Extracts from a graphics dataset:
========================================

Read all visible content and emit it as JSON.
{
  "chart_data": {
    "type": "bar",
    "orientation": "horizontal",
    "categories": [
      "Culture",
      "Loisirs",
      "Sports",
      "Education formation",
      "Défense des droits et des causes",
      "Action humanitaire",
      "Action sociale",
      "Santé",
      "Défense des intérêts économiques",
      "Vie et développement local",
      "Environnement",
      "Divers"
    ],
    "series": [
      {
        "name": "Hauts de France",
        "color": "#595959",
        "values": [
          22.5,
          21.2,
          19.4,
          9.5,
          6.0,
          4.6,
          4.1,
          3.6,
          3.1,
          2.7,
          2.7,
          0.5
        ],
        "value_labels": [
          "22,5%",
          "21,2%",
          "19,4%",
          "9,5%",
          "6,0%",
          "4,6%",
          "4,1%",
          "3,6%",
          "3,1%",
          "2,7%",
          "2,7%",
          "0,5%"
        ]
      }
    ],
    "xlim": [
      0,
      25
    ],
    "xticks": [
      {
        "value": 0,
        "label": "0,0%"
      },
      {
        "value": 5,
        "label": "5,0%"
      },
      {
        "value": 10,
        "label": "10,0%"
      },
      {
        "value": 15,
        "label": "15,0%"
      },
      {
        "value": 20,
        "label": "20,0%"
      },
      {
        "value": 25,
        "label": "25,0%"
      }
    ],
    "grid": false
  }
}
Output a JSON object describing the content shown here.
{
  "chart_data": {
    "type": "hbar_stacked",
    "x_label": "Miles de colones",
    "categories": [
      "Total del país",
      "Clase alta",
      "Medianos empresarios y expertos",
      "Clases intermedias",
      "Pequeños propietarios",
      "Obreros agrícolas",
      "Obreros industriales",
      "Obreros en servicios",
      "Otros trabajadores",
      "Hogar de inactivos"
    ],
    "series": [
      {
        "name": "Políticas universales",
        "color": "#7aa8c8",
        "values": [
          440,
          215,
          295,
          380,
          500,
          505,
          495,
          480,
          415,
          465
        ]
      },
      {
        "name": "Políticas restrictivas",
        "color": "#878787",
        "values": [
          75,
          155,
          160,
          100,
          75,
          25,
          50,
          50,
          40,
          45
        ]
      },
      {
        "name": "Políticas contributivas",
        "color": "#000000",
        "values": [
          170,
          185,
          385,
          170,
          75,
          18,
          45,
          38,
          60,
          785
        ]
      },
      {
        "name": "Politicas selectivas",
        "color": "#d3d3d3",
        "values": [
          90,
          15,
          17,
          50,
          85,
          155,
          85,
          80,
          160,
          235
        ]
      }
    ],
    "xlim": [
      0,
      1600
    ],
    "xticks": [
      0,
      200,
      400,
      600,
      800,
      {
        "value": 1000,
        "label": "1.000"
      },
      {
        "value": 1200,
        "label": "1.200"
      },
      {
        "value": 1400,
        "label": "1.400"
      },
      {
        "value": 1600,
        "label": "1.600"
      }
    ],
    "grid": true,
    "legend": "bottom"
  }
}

========================================

[Directions for this task] Pick out every line of the listing containing the word "Défense", and show those lines.

[Task response]
      "Défense des droits et des causes",
      "Défense des intérêts économiques",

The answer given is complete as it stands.